+++ DATA SHOWN

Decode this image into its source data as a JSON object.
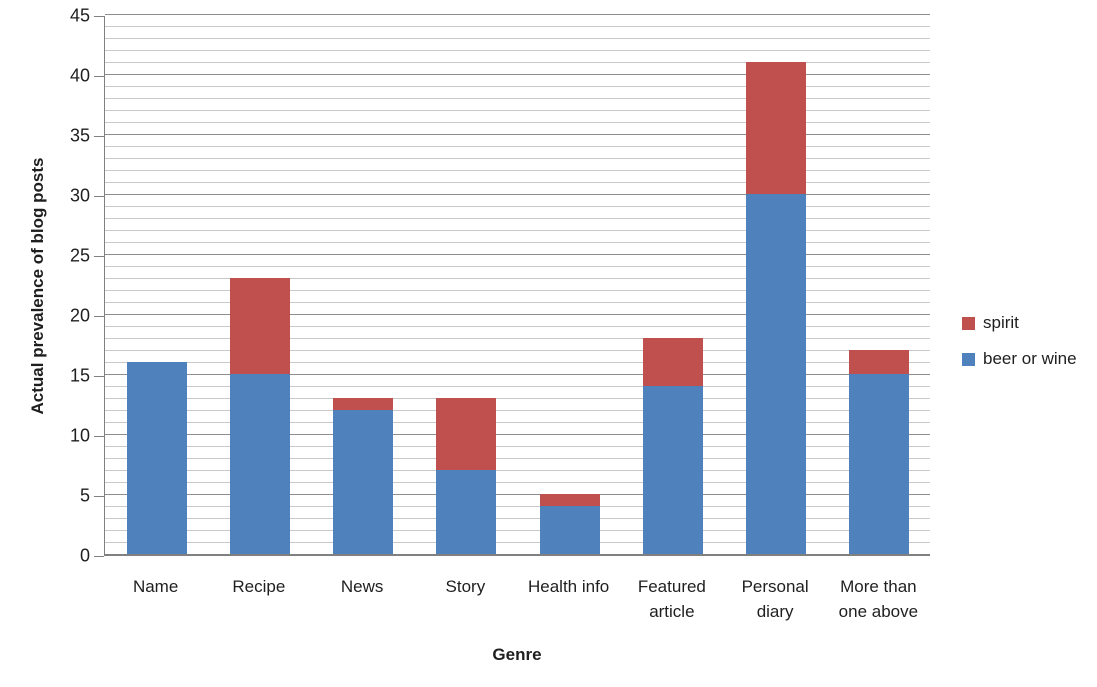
{
  "chart_data": {
    "type": "bar",
    "subtype": "stacked-vertical",
    "title": "",
    "xlabel": "Genre",
    "ylabel": "Actual prevalence of blog posts",
    "categories": [
      "Name",
      "Recipe",
      "News",
      "Story",
      "Health info",
      "Featured article",
      "Personal diary",
      "More than one above"
    ],
    "series": [
      {
        "name": "beer or wine",
        "color": "#4F81BD",
        "values": [
          16,
          15,
          12,
          7,
          4,
          14,
          30,
          15
        ]
      },
      {
        "name": "spirit",
        "color": "#C0504D",
        "values": [
          0,
          8,
          1,
          6,
          1,
          4,
          11,
          2
        ]
      }
    ],
    "totals": [
      16,
      23,
      13,
      13,
      5,
      18,
      41,
      17
    ],
    "ylim": [
      0,
      45
    ],
    "y_major_step": 5,
    "y_minor_step": 1,
    "y_tick_labels": [
      "0",
      "5",
      "10",
      "15",
      "20",
      "25",
      "30",
      "35",
      "40",
      "45"
    ],
    "grid": "horizontal, minor every 1, major every 5",
    "legend_position": "right",
    "legend_order": [
      "spirit",
      "beer or wine"
    ]
  },
  "colors": {
    "beer_or_wine": "#4F81BD",
    "spirit": "#C0504D",
    "minor_gridline": "#c9c9c9",
    "major_gridline": "#8e8e8e",
    "axis_line": "#808080",
    "background": "#ffffff",
    "text": "#1f1f1f"
  }
}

++++++

- _TASK INSTRUCTIONS_: Copy the records above exactly, leaving out every picture.

- _TASK SOLUTION_:
Decode this image into its source data as a JSON object.
{
  "chart_data": {
    "type": "bar",
    "subtype": "stacked-vertical",
    "title": "",
    "xlabel": "Genre",
    "ylabel": "Actual prevalence of blog posts",
    "categories": [
      "Name",
      "Recipe",
      "News",
      "Story",
      "Health info",
      "Featured article",
      "Personal diary",
      "More than one above"
    ],
    "series": [
      {
        "name": "beer or wine",
        "color": "#4F81BD",
        "values": [
          16,
          15,
          12,
          7,
          4,
          14,
          30,
          15
        ]
      },
      {
        "name": "spirit",
        "color": "#C0504D",
        "values": [
          0,
          8,
          1,
          6,
          1,
          4,
          11,
          2
        ]
      }
    ],
    "totals": [
      16,
      23,
      13,
      13,
      5,
      18,
      41,
      17
    ],
    "ylim": [
      0,
      45
    ],
    "y_major_step": 5,
    "y_minor_step": 1,
    "y_tick_labels": [
      "0",
      "5",
      "10",
      "15",
      "20",
      "25",
      "30",
      "35",
      "40",
      "45"
    ],
    "grid": "horizontal, minor every 1, major every 5",
    "legend_position": "right",
    "legend_order": [
      "spirit",
      "beer or wine"
    ]
  },
  "colors": {
    "beer_or_wine": "#4F81BD",
    "spirit": "#C0504D",
    "minor_gridline": "#c9c9c9",
    "major_gridline": "#8e8e8e",
    "axis_line": "#808080",
    "background": "#ffffff",
    "text": "#1f1f1f"
  }
}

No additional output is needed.